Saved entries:
%%

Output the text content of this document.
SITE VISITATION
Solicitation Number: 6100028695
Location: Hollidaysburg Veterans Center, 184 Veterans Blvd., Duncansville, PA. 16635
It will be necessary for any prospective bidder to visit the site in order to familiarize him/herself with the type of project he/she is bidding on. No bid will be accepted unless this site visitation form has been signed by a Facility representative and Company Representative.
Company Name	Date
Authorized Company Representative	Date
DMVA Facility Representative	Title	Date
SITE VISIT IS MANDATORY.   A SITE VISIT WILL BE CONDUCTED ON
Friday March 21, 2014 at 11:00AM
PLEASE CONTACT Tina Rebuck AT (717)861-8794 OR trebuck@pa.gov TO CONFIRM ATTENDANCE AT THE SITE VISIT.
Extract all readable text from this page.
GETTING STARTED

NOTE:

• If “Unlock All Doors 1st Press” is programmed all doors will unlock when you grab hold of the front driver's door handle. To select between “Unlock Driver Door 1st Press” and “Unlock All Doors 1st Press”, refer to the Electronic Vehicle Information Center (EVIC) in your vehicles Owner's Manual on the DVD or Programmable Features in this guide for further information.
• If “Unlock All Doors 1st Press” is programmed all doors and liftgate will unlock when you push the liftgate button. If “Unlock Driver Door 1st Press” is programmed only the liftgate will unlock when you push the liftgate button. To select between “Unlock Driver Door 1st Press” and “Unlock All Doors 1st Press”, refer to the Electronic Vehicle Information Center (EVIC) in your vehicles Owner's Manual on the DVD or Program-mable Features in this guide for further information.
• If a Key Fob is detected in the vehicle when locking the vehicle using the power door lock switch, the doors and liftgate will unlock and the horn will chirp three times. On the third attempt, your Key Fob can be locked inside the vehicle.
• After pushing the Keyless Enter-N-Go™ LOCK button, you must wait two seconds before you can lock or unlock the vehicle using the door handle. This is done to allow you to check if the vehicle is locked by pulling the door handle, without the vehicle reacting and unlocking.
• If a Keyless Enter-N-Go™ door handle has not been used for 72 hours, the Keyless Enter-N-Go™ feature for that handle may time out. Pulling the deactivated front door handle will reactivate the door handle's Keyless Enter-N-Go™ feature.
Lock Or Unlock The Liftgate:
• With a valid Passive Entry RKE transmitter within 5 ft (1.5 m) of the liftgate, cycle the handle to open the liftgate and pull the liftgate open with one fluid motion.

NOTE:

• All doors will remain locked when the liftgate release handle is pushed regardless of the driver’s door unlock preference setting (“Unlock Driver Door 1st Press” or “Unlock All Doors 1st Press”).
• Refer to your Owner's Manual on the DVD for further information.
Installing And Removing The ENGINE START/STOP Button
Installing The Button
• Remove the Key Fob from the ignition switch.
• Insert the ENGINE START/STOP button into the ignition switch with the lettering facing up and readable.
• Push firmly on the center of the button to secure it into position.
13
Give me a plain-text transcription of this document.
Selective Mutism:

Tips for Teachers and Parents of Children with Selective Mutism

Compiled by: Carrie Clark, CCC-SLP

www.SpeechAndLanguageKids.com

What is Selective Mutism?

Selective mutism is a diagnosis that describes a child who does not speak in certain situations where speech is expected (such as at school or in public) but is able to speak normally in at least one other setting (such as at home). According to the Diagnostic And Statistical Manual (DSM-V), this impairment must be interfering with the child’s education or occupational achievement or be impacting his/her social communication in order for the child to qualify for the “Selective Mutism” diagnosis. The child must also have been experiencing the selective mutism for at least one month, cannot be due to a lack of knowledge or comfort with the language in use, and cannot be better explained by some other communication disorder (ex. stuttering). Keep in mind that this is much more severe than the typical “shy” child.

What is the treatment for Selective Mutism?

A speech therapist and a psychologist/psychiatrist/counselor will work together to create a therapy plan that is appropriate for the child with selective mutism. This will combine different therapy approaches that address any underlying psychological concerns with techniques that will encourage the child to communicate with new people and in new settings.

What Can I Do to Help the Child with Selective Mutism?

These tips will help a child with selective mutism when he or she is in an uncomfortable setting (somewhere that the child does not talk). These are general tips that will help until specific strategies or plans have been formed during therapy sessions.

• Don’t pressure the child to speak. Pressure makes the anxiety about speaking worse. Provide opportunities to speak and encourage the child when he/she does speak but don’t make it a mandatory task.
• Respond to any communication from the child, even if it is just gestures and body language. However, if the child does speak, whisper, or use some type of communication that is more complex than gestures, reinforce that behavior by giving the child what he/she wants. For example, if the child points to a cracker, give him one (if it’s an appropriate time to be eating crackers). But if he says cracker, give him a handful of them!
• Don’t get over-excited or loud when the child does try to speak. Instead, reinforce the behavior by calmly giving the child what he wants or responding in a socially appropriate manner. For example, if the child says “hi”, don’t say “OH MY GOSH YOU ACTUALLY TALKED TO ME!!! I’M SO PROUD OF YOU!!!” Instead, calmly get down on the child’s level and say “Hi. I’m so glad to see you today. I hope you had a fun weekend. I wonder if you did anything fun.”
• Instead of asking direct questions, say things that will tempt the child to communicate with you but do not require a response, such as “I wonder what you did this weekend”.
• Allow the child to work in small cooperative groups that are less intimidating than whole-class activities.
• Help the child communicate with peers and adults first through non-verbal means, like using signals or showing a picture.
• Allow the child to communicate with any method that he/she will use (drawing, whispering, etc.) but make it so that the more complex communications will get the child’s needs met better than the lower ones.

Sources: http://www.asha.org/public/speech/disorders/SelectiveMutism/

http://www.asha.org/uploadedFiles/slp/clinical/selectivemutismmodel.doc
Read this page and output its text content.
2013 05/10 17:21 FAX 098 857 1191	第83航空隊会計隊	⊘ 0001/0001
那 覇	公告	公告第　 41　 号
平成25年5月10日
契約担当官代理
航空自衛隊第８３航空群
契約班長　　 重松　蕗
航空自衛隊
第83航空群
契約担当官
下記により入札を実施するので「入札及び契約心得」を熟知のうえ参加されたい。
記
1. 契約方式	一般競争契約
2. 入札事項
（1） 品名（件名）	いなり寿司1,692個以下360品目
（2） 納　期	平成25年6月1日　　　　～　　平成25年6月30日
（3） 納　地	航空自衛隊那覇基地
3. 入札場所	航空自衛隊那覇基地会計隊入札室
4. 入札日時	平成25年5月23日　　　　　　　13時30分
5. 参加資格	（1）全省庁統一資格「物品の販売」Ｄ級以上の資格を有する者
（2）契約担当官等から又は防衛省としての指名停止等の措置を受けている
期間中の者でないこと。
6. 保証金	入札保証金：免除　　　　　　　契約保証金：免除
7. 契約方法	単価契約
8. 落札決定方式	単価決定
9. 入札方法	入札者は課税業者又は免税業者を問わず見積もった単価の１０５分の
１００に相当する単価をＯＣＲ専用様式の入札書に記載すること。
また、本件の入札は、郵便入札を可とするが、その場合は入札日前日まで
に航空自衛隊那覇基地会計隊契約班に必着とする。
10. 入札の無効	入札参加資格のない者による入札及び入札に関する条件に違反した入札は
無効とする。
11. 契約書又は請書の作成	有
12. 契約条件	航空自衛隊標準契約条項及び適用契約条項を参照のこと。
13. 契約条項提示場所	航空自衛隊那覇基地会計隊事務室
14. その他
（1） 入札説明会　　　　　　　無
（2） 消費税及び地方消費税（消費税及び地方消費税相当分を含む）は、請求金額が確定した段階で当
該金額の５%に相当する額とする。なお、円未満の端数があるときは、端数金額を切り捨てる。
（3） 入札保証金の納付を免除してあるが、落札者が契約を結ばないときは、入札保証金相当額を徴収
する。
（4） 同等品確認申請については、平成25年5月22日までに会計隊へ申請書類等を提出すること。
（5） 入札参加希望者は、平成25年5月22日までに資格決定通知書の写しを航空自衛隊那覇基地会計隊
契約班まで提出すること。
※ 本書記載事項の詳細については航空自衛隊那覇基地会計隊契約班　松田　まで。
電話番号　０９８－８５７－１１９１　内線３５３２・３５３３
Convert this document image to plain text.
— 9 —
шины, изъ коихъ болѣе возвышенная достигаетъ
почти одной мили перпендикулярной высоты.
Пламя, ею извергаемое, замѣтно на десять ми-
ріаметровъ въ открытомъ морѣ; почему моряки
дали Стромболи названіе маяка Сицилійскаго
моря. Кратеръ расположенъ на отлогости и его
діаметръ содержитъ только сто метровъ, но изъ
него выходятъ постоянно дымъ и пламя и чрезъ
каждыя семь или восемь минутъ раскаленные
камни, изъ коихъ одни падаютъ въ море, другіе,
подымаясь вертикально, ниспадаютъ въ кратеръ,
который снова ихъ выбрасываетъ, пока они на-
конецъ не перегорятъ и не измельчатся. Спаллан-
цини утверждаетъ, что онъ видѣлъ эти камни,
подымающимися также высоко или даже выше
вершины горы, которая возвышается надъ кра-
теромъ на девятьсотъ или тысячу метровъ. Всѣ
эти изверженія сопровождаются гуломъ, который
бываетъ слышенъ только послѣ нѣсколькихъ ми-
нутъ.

%%

Prompt:
Extract every line of the records above that contains the word "page".

Result:
Extract all readable text from this page.
Read this page and output its text content.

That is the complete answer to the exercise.